DESCRIPTION OF THE TASK »
Write every entry out again exactly, please, and skip the pictures.

DATASET EXTRACT »

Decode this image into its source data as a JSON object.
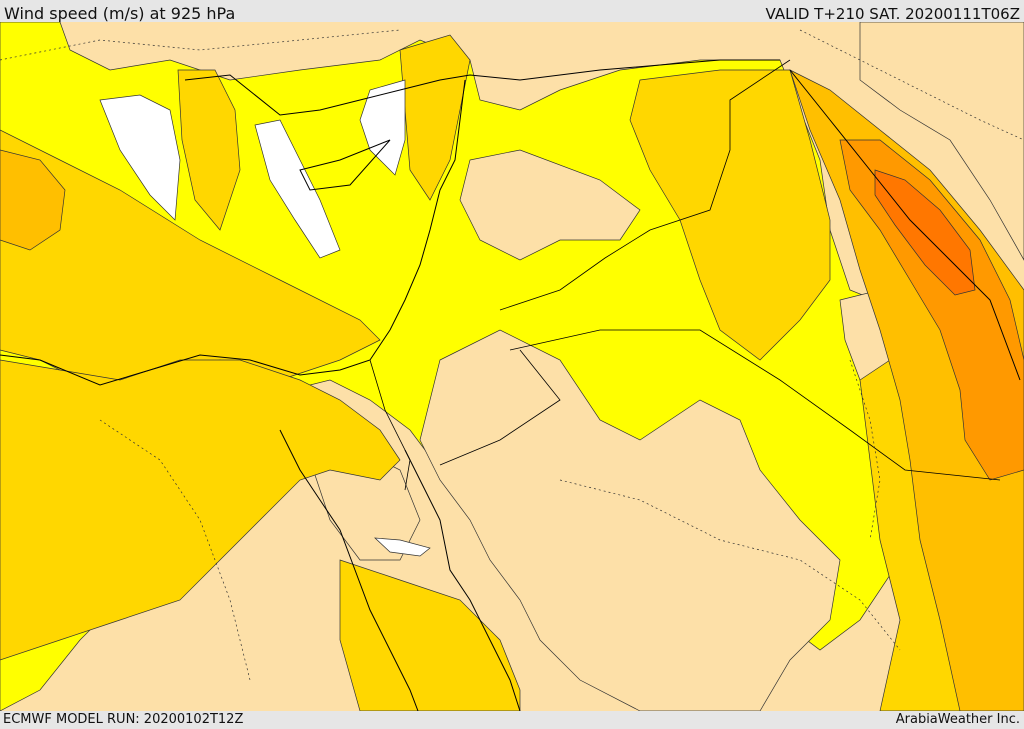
{
  "header": {
    "title": "Wind speed (m/s) at 925 hPa",
    "valid": "VALID T+210 SAT. 20200111T06Z"
  },
  "footer": {
    "model_run": "ECMWF MODEL RUN: 20200102T12Z",
    "credit": "ArabiaWeather Inc."
  },
  "colors": {
    "calm_white": "#ffffff",
    "light_tan": "#fde0a8",
    "yellow": "#ffff00",
    "gold": "#ffd700",
    "amber": "#ffbf00",
    "orange": "#ff9900",
    "dark_orange": "#ff7700",
    "contour_line": "#333333",
    "border_line": "#000000"
  }
}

OUTPUT FOR THIS EXERCISE »
Decode this image into its source data as a JSON object.
{
  "header": {
    "title": "Wind speed (m/s) at 925 hPa",
    "valid": "VALID T+210 SAT. 20200111T06Z"
  },
  "footer": {
    "model_run": "ECMWF MODEL RUN: 20200102T12Z",
    "credit": "ArabiaWeather Inc."
  },
  "colors": {
    "calm_white": "#ffffff",
    "light_tan": "#fde0a8",
    "yellow": "#ffff00",
    "gold": "#ffd700",
    "amber": "#ffbf00",
    "orange": "#ff9900",
    "dark_orange": "#ff7700",
    "contour_line": "#333333",
    "border_line": "#000000"
  }
}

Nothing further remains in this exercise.